EXERCISE TASK:
Look through the material below. Copy every line with the string "data" in it.

──────

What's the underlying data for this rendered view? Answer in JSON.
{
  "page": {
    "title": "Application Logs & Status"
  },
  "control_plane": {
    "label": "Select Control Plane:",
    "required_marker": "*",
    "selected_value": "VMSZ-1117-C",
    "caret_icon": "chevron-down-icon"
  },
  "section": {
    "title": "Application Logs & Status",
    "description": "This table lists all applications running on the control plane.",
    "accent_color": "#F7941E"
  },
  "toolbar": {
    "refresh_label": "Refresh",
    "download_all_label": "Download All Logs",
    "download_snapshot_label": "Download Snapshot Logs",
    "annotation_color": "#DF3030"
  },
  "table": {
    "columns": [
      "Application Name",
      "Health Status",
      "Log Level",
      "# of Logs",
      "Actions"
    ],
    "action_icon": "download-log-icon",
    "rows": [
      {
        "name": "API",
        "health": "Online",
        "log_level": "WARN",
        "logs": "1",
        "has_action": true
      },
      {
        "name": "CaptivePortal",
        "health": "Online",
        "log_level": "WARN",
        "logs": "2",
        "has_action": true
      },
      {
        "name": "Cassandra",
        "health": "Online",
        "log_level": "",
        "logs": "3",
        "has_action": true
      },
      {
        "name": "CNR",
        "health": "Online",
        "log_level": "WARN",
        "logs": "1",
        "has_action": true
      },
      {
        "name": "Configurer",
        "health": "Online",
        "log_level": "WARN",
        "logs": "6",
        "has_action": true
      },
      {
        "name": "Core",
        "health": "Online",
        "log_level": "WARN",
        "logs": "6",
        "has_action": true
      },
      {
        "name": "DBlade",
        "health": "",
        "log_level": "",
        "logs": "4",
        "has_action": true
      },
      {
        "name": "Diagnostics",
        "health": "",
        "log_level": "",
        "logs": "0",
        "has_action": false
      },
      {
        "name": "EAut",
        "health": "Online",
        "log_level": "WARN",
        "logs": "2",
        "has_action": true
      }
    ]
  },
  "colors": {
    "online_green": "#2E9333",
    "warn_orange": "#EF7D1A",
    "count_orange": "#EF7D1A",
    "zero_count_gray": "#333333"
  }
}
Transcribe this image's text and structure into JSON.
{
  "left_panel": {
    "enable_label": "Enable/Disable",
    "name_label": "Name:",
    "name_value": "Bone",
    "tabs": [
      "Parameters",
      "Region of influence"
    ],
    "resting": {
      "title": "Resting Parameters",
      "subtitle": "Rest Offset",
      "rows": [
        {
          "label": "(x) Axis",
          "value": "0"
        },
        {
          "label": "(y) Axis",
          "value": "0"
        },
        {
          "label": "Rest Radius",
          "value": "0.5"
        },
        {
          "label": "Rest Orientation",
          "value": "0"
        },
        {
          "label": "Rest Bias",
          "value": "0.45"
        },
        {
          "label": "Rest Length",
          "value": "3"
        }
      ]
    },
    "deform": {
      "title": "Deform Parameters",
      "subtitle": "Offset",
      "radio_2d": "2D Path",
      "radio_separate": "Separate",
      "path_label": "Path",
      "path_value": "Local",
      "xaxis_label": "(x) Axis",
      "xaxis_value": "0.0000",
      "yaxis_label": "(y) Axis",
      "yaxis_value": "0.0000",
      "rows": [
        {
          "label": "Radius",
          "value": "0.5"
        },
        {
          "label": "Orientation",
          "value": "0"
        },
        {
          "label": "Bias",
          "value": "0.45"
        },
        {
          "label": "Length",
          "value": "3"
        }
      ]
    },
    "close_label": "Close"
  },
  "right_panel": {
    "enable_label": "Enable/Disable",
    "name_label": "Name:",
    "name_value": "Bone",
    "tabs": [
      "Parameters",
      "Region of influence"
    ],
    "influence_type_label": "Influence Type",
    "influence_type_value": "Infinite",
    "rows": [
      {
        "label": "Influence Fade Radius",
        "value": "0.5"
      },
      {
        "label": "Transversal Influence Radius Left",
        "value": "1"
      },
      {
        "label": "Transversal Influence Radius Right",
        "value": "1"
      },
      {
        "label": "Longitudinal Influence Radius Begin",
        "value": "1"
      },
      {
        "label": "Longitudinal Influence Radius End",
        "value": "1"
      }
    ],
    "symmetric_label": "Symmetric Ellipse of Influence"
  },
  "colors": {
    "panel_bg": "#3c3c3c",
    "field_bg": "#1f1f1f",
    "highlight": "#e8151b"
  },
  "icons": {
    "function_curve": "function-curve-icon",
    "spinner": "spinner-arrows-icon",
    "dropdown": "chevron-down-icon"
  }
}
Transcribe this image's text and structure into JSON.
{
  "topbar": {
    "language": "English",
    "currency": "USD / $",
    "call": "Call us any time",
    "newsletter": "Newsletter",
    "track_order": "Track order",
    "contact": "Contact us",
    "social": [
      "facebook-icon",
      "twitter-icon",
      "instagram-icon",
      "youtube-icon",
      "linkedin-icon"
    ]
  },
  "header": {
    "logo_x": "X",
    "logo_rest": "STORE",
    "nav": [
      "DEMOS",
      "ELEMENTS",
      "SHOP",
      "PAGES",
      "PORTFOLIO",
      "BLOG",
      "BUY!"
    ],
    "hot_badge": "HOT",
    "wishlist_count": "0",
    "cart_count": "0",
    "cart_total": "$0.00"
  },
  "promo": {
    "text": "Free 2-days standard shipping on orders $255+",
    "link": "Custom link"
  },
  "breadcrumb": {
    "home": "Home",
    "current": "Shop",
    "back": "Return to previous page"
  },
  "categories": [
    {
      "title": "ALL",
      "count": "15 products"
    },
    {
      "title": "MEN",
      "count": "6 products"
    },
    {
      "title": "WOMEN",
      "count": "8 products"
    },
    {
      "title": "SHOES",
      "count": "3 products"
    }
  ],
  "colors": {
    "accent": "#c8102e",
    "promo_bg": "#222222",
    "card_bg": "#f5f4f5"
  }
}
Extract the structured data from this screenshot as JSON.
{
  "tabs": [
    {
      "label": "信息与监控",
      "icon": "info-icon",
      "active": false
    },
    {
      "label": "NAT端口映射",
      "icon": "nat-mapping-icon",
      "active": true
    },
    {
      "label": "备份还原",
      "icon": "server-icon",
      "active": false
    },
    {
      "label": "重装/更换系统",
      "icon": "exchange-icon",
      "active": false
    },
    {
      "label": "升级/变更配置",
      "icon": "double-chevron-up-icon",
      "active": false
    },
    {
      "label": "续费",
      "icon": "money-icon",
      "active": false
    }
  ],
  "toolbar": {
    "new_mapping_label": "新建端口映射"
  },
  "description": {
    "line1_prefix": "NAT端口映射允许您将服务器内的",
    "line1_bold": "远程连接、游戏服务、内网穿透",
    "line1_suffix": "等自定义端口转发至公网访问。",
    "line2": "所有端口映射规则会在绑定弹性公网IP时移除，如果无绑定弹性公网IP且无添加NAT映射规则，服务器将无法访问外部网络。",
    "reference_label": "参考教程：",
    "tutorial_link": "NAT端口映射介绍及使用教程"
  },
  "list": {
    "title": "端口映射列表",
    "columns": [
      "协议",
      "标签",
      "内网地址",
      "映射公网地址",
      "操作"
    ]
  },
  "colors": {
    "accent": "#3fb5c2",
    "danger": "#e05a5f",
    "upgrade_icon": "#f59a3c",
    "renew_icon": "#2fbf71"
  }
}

──────

SOLUTION BELOW:
What's the underlying data for this rendered view? Answer in JSON.
Extract the structured data from this screenshot as JSON.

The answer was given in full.